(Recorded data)
-- Start --

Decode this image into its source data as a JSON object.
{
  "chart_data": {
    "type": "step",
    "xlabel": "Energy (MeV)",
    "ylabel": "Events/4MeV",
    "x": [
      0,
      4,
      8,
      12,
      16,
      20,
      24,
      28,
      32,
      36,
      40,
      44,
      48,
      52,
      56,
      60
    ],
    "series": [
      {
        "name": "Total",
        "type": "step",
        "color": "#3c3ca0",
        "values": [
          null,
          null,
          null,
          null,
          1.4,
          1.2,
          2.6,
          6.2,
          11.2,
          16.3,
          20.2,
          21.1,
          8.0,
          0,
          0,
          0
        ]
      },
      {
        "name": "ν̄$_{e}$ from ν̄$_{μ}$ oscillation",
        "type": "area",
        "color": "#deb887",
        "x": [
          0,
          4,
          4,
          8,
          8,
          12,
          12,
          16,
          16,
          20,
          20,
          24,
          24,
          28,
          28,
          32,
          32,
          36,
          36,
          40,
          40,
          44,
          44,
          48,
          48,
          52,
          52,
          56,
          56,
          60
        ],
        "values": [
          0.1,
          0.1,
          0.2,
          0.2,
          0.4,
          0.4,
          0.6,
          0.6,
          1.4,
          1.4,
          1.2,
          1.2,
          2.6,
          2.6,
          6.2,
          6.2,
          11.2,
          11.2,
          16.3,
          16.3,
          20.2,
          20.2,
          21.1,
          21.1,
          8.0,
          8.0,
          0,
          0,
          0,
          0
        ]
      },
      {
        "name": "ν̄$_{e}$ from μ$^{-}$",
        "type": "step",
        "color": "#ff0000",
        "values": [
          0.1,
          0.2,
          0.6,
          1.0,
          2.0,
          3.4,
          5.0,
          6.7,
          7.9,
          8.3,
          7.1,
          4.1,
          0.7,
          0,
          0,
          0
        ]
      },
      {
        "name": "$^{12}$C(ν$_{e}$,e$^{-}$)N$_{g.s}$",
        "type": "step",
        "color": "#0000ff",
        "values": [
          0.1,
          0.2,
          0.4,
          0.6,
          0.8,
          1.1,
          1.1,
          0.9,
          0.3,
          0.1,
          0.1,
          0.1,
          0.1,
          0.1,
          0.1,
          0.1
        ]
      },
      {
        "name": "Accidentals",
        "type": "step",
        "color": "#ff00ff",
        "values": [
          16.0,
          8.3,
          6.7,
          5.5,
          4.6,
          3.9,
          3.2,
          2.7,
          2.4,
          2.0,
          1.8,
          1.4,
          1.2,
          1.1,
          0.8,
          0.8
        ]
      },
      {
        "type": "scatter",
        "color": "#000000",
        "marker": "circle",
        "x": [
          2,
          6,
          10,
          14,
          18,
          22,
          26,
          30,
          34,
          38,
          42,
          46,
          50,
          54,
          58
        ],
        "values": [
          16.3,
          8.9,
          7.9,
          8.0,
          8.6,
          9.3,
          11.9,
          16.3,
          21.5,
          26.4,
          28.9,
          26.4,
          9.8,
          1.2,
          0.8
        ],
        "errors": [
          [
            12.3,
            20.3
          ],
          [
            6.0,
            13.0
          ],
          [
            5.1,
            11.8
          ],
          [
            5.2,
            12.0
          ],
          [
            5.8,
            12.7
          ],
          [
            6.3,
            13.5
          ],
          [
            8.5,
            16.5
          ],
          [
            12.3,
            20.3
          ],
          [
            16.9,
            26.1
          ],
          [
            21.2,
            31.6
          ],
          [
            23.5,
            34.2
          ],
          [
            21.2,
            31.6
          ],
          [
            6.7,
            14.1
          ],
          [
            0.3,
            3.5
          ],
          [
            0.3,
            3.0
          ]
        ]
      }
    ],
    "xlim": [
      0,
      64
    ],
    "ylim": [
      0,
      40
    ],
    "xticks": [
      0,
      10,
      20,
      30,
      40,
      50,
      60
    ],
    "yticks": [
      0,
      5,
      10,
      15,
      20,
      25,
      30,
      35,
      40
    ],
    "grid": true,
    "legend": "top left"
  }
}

-- End --

From the first line to the last, please quote the material above exactly.

Decode this image into its source data as a JSON object.
{
  "chart_data": {
    "type": "step",
    "xlabel": "Energy (MeV)",
    "ylabel": "Events/4MeV",
    "x": [
      0,
      4,
      8,
      12,
      16,
      20,
      24,
      28,
      32,
      36,
      40,
      44,
      48,
      52,
      56,
      60
    ],
    "series": [
      {
        "name": "Total",
        "type": "step",
        "color": "#3c3ca0",
        "values": [
          null,
          null,
          null,
          null,
          1.4,
          1.2,
          2.6,
          6.2,
          11.2,
          16.3,
          20.2,
          21.1,
          8.0,
          0,
          0,
          0
        ]
      },
      {
        "name": "ν̄$_{e}$ from ν̄$_{μ}$ oscillation",
        "type": "area",
        "color": "#deb887",
        "x": [
          0,
          4,
          4,
          8,
          8,
          12,
          12,
          16,
          16,
          20,
          20,
          24,
          24,
          28,
          28,
          32,
          32,
          36,
          36,
          40,
          40,
          44,
          44,
          48,
          48,
          52,
          52,
          56,
          56,
          60
        ],
        "values": [
          0.1,
          0.1,
          0.2,
          0.2,
          0.4,
          0.4,
          0.6,
          0.6,
          1.4,
          1.4,
          1.2,
          1.2,
          2.6,
          2.6,
          6.2,
          6.2,
          11.2,
          11.2,
          16.3,
          16.3,
          20.2,
          20.2,
          21.1,
          21.1,
          8.0,
          8.0,
          0,
          0,
          0,
          0
        ]
      },
      {
        "name": "ν̄$_{e}$ from μ$^{-}$",
        "type": "step",
        "color": "#ff0000",
        "values": [
          0.1,
          0.2,
          0.6,
          1.0,
          2.0,
          3.4,
          5.0,
          6.7,
          7.9,
          8.3,
          7.1,
          4.1,
          0.7,
          0,
          0,
          0
        ]
      },
      {
        "name": "$^{12}$C(ν$_{e}$,e$^{-}$)N$_{g.s}$",
        "type": "step",
        "color": "#0000ff",
        "values": [
          0.1,
          0.2,
          0.4,
          0.6,
          0.8,
          1.1,
          1.1,
          0.9,
          0.3,
          0.1,
          0.1,
          0.1,
          0.1,
          0.1,
          0.1,
          0.1
        ]
      },
      {
        "name": "Accidentals",
        "type": "step",
        "color": "#ff00ff",
        "values": [
          16.0,
          8.3,
          6.7,
          5.5,
          4.6,
          3.9,
          3.2,
          2.7,
          2.4,
          2.0,
          1.8,
          1.4,
          1.2,
          1.1,
          0.8,
          0.8
        ]
      },
      {
        "type": "scatter",
        "color": "#000000",
        "marker": "circle",
        "x": [
          2,
          6,
          10,
          14,
          18,
          22,
          26,
          30,
          34,
          38,
          42,
          46,
          50,
          54,
          58
        ],
        "values": [
          16.3,
          8.9,
          7.9,
          8.0,
          8.6,
          9.3,
          11.9,
          16.3,
          21.5,
          26.4,
          28.9,
          26.4,
          9.8,
          1.2,
          0.8
        ],
        "errors": [
          [
            12.3,
            20.3
          ],
          [
            6.0,
            13.0
          ],
          [
            5.1,
            11.8
          ],
          [
            5.2,
            12.0
          ],
          [
            5.8,
            12.7
          ],
          [
            6.3,
            13.5
          ],
          [
            8.5,
            16.5
          ],
          [
            12.3,
            20.3
          ],
          [
            16.9,
            26.1
          ],
          [
            21.2,
            31.6
          ],
          [
            23.5,
            34.2
          ],
          [
            21.2,
            31.6
          ],
          [
            6.7,
            14.1
          ],
          [
            0.3,
            3.5
          ],
          [
            0.3,
            3.0
          ]
        ]
      }
    ],
    "xlim": [
      0,
      64
    ],
    "ylim": [
      0,
      40
    ],
    "xticks": [
      0,
      10,
      20,
      30,
      40,
      50,
      60
    ],
    "yticks": [
      0,
      5,
      10,
      15,
      20,
      25,
      30,
      35,
      40
    ],
    "grid": true,
    "legend": "top left"
  }
}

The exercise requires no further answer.